MATERIAL FOR THIS TASK -
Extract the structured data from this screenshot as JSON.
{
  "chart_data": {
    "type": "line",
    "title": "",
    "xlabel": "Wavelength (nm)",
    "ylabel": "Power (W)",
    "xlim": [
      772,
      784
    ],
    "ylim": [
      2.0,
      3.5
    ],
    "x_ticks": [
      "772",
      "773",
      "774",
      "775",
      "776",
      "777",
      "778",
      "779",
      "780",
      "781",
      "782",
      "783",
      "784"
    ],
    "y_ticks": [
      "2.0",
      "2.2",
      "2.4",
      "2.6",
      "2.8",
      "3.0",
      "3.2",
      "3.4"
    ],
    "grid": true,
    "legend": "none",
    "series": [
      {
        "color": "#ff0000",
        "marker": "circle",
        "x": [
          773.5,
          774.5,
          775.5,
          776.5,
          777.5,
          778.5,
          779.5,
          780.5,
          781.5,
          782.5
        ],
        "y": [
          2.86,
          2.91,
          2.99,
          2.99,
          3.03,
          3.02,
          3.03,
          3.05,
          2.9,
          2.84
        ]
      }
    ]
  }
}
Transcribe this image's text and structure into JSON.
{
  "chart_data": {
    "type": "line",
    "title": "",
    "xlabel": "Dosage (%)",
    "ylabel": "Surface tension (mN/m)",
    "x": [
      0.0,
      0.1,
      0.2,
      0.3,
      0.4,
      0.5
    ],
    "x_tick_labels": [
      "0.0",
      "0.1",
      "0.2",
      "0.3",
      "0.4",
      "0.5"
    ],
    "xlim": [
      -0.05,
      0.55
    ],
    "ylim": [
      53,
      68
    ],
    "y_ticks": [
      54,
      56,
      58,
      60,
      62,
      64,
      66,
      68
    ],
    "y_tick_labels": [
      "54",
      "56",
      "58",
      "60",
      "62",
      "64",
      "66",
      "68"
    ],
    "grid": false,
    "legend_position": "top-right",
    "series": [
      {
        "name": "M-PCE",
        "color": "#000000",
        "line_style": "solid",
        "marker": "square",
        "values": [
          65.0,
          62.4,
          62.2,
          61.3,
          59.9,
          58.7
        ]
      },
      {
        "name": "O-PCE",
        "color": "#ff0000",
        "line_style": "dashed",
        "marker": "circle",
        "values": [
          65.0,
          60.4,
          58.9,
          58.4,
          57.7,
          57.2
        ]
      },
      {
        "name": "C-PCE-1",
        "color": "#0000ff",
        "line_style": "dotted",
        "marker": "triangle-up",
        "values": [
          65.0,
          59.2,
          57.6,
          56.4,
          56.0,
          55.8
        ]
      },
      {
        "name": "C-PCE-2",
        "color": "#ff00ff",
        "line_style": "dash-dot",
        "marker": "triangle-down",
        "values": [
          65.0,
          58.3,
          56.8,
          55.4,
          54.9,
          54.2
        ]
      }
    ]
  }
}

PROBLEM STATEMENT - Scan the records above for the string "color", then select every line that holds it.

EXPECTED OUTPUT -
        "color": "#ff0000",
        "color": "#000000",
        "color": "#ff0000",
        "color": "#0000ff",
        "color": "#ff00ff",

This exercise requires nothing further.